▸ **INSTRUCTION**: Keep only the lines where "Zuckersteuer" appears.

▸ **MATERIAL PROVIDED**:
>>>
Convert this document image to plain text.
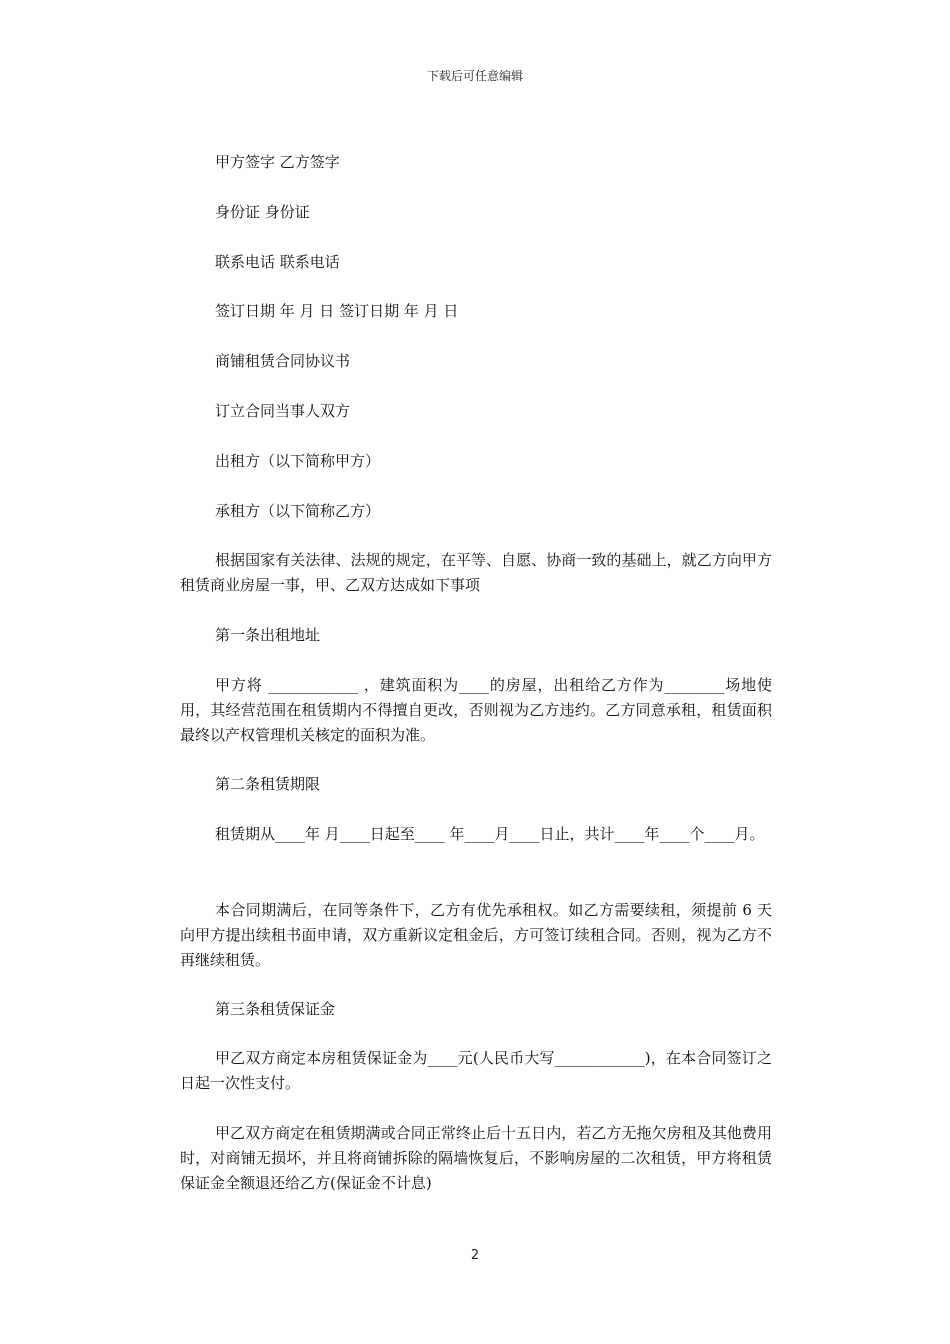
下载后可任意编辑
甲方签字 乙方签字
身份证 身份证
联系电话 联系电话
签订日期 年 月 日 签订日期 年 月 日
商铺租赁合同协议书
订立合同当事人双方
出租方（以下简称甲方）
承租方（以下简称乙方）
根据国家有关法律、法规的规定，在平等、自愿、协商一致的基础上，就乙方向甲方租赁商业房屋一事，甲、乙双方达成如下事项
第一条出租地址
甲方将 ____________ ，建筑面积为____的房屋，出租给乙方作为________场地使用，其经营范围在租赁期内不得擅自更改，否则视为乙方违约。乙方同意承租，租赁面积最终以产权管理机关核定的面积为准。
第二条租赁期限
租赁期从____年 月____日起至____ 年____月____日止，共计____年____个____月。
本合同期满后，在同等条件下，乙方有优先承租权。如乙方需要续租，须提前 6 天向甲方提出续租书面申请，双方重新议定租金后，方可签订续租合同。否则，视为乙方不再继续租赁。
第三条租赁保证金
甲乙双方商定本房租赁保证金为____元(人民币大写____________)，在本合同签订之日起一次性支付。
甲乙双方商定在租赁期满或合同正常终止后十五日内，若乙方无拖欠房租及其他费用时，对商铺无损坏，并且将商铺拆除的隔墙恢复后，不影响房屋的二次租赁，甲方将租赁保证金全额退还给乙方(保证金不计息)
2
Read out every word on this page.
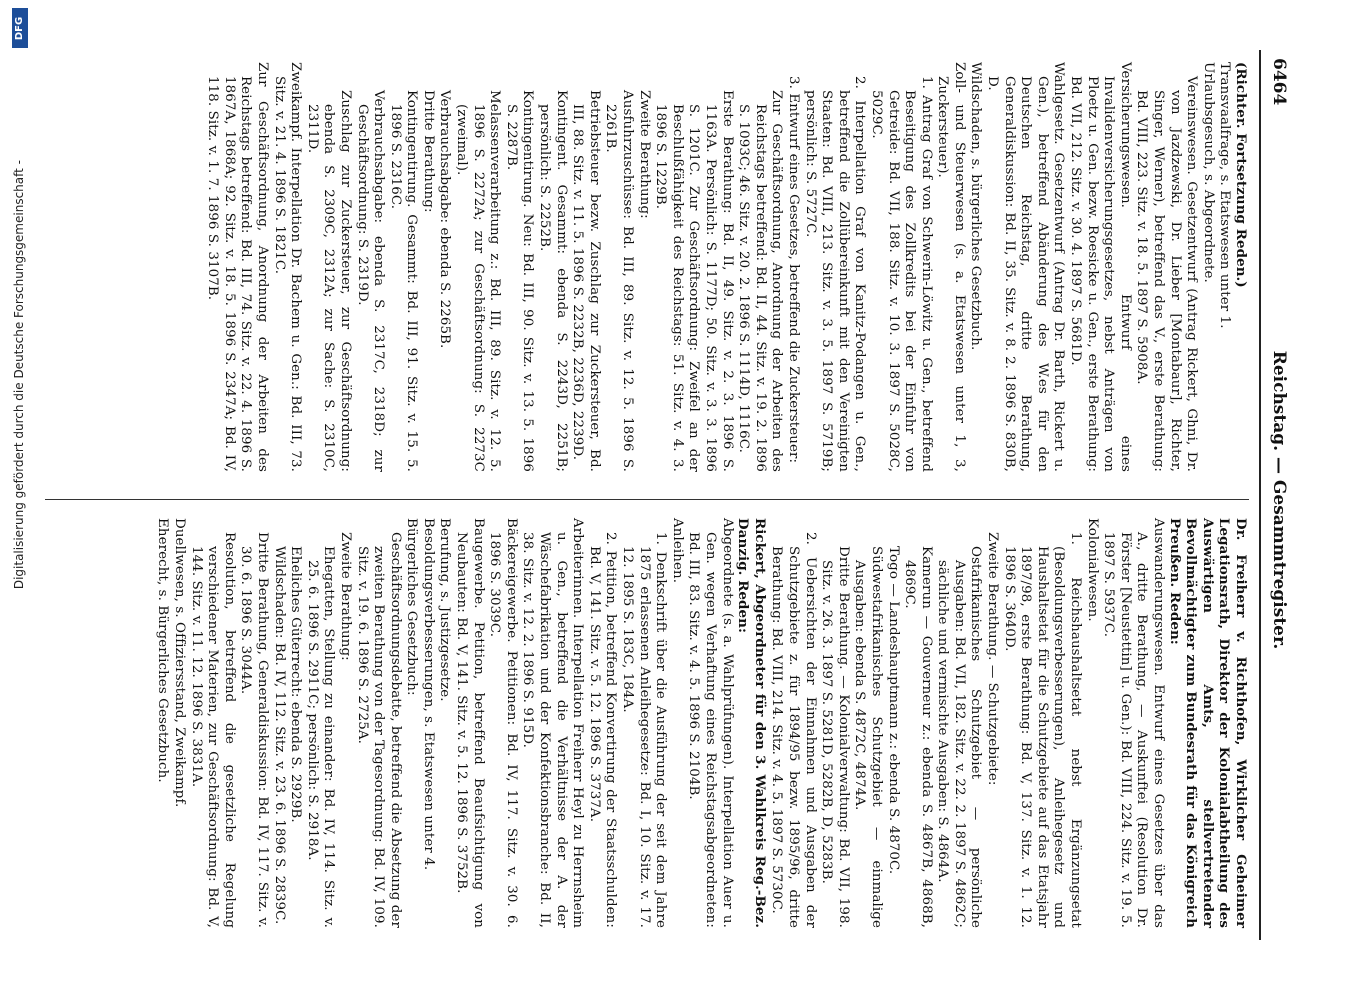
6464
Reichstag. — Gesammtregister.

(Richter. Fortsetzung Reden.)

Transvaalfrage, s. Etatswesen unter 1.

Urlaubsgesuch, s. Abgeordnete.

Vereinswesen. Gesetzentwurf (Antrag Rickert, Ghni, Dr. von Jazdzewski, Dr. Lieber [Montabaur], Richter, Singer, Werner), betreffend das V., erste Berathung: Bd. VIII, 223. Sitz. v. 18. 5. 1897 S. 5908A.

Versicherungswesen. Entwurf eines Invalidenversicherungsgesetzes, nebst Anträgen von Ploetz u. Gen. bezw. Roesicke u. Gen., erste Berathung: Bd. VII, 212. Sitz. v. 30. 4. 1897 S. 5681D.

Wahlgesetz. Gesetzentwurf (Antrag Dr. Barth, Rickert u. Gen.), betreffend Abänderung des W.es für den Deutschen Reichstag, dritte Berathung, Generaldiskussion: Bd. II, 35. Sitz. v. 8. 2. 1896 S. 830B, D.

Wildschaden, s. bürgerliches Gesetzbuch.

Zoll- und Steuerwesen (s. a. Etatswesen unter 1, 3, Zuckersteuer).

1. Antrag Graf von Schwerin-Löwitz u. Gen., betreffend Beseitigung des Zollkredits bei der Einfuhr von Getreide: Bd. VII, 188. Sitz. v. 10. 3. 1897 S. 5028C, 5029C.

2. Interpellation Graf von Kanitz-Podangen u. Gen., betreffend die Zollübereinkunft mit den Vereinigten Staaten: Bd. VIII, 213. Sitz. v. 3. 5. 1897 S. 5719B; persönlich: S. 5727C.

3. Entwurf eines Gesetzes, betreffend die Zuckersteuer:

Zur Geschäftsordnung, Anordnung der Arbeiten des Reichstags betreffend: Bd. II, 44. Sitz. v. 19. 2. 1896 S. 1093C; 46. Sitz. v. 20. 2. 1896 S. 1114D, 1116C.

Erste Berathung: Bd. II, 49. Sitz. v. 2. 3. 1896 S. 1163A. Persönlich: S. 1177D; 50. Sitz. v. 3. 3. 1896 S. 1201C. Zur Geschäftsordnung: Zweifel an der Beschlußfähigkeit des Reichstags: 51. Sitz. v. 4. 3. 1896 S. 1229B.

Zweite Berathung:

Ausfuhrzuschüsse: Bd. III, 89. Sitz. v. 12. 5. 1896 S. 2261B.

Betriebsteuer bezw. Zuschlag zur Zuckersteuer, Bd. III, 88. Sitz. v. 11. 5. 1896 S. 2232B, 2236D, 2239D.

Kontingent. Gesammt: ebenda S. 2243D, 2251B; persönlich: S. 2252B.

Kontingentirung. Neu: Bd. III, 90. Sitz. v. 13. 5. 1896 S. 2287B.

Melassenverarbeitung z.: Bd. III, 89. Sitz. v. 12. 5. 1896 S. 2272A; zur Geschäftsordnung: S. 2273C (zweimal).

Verbrauchsabgabe: ebenda S. 2265B.

Dritte Berathung:

Kontingentirung. Gesammt: Bd. III, 91. Sitz. v. 15. 5. 1896 S. 2316C.

Verbrauchsabgabe: ebenda S. 2317C, 2318D; zur Geschäftsordnung: S. 2319D.

Zuschlag zur Zuckersteuer, zur Geschäftsordnung: ebenda S. 2309C, 2312A; zur Sache: S. 2310C, 2311D.

Zweikampf. Interpellation Dr. Bachem u. Gen.: Bd. III, 73. Sitz. v. 21. 4. 1896 S. 1821C.

Zur Geschäftsordnung, Anordnung der Arbeiten des Reichstags betreffend: Bd. III, 74. Sitz. v. 22. 4. 1896 S. 1867A, 1868A; 92. Sitz. v. 18. 5. 1896 S. 2347A; Bd. IV, 118. Sitz. v. 1. 7. 1896 S. 3107B.

Dr. Freiherr v. Richthofen, Wirklicher Geheimer Legationsrath, Direktor der Kolonialabtheilung des Auswärtigen Amts, stellvertretender Bevollmächtigter zum Bundesrath für das Königreich Preußen. Reden:

Auswanderungswesen. Entwurf eines Gesetzes über das A., dritte Berathung, — Auskunftei (Resolution Dr. Förster [Neustettin] u. Gen.): Bd. VIII, 224. Sitz. v. 19. 5. 1897 S. 5937C.

Kolonialwesen.

1. Reichshaushaltsetat nebst Ergänzungsetat (Besoldungsverbesserungen), Anleihegesetz und Haushaltsetat für die Schutzgebiete auf das Etatsjahr 1897/98, erste Berathung: Bd. V, 137. Sitz. v. 1. 12. 1896 S. 3640D.

Zweite Berathung. — Schutzgebiete:

Ostafrikanisches Schutzgebiet — persönliche Ausgaben: Bd. VII, 182. Sitz. v. 22. 2. 1897 S. 4862C; sächliche und vermischte Ausgaben: S. 4864A.

Kamerun — Gouverneur z.: ebenda S. 4867B, 4868B, 4869C.

Togo — Landeshauptmann z.: ebenda S. 4870C.

Südwestafrikanisches Schutzgebiet — einmalige Ausgaben: ebenda S. 4872C, 4874A.

Dritte Berathung. — Kolonialverwaltung: Bd. VII, 198. Sitz. v. 26. 3. 1897 S. 5281D, 5282B, D, 5283B.

2. Uebersichten der Einnahmen und Ausgaben der Schutzgebiete z. für 1894/95 bezw. 1895/96, dritte Berathung: Bd. VIII, 214. Sitz. v. 4. 5. 1897 S. 5730C.

Rickert, Abgeordneter für den 3. Wahlkreis Reg.-Bez. Danzig. Reden:

Abgeordnete (s. a. Wahlprüfungen). Interpellation Auer u. Gen. wegen Verhaftung eines Reichstagsabgeordneten: Bd. III, 83. Sitz. v. 4. 5. 1896 S. 2104B.

Anleihen.

1. Denkschrift über die Ausführung der seit dem Jahre 1875 erlassenen Anleihegesetze: Bd. I, 10. Sitz. v. 17. 12. 1895 S. 183C, 184A.

2. Petition, betreffend Konvertirung der Staatsschulden: Bd. V, 141. Sitz. v. 5. 12. 1896 S. 3737A.

Arbeiterinnen. Interpellation Freiherr Heyl zu Herrnsheim u. Gen., betreffend die Verhältnisse der A. der Wäschefabrikation und der Konfektionsbranche: Bd. II, 38. Sitz. v. 12. 2. 1896 S. 915D.

Bäckereigewerbe. Petitionen: Bd. IV, 117. Sitz. v. 30. 6. 1896 S. 3039C.

Baugewerbe. Petition, betreffend Beaufsichtigung von Neubauten: Bd. V, 141. Sitz. v. 5. 12. 1896 S. 3752B.

Berufung, s. Justizgesetze.

Besoldungsverbesserungen, s. Etatswesen unter 4.

Bürgerliches Gesetzbuch:

Geschäftsordnungsdebatte, betreffend die Absetzung der zweiten Berathung von der Tagesordnung: Bd. IV, 109. Sitz. v. 19. 6. 1896 S. 2725A.

Zweite Berathung:

Ehegatten, Stellung zu einander: Bd. IV, 114. Sitz. v. 25. 6. 1896 S. 2911C; persönlich: S. 2918A.

Eheliches Güterrecht: ebenda S. 2929B.

Wildschaden: Bd. IV, 112. Sitz. v. 23. 6. 1896 S. 2839C.

Dritte Berathung, Generaldiskussion: Bd. IV, 117. Sitz. v. 30. 6. 1896 S. 3044A.

Resolution, betreffend die gesetzliche Regelung verschiedener Materien, zur Geschäftsordnung: Bd. V, 144. Sitz. v. 11. 12. 1896 S. 3831A.

Duellwesen, s. Offiziersstand, Zweikampf.

Eherecht, s. Bürgerliches Gesetzbuch.

DFG
Digitalisierung gefördert durch die Deutsche Forschungsgemeinschaft -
<<<
▸ **WORKED ANSWER**:
Zoll- und Steuerwesen (s. a. Etatswesen unter 1, 3, Zuckersteuer).
3. Entwurf eines Gesetzes, betreffend die Zuckersteuer:
Betriebsteuer bezw. Zuschlag zur Zuckersteuer, Bd. III, 88. Sitz. v. 11. 5. 1896 S. 2232B, 2236D, 2239D.
Zuschlag zur Zuckersteuer, zur Geschäftsordnung: ebenda S. 2309C, 2312A; zur Sache: S. 2310C, 2311D.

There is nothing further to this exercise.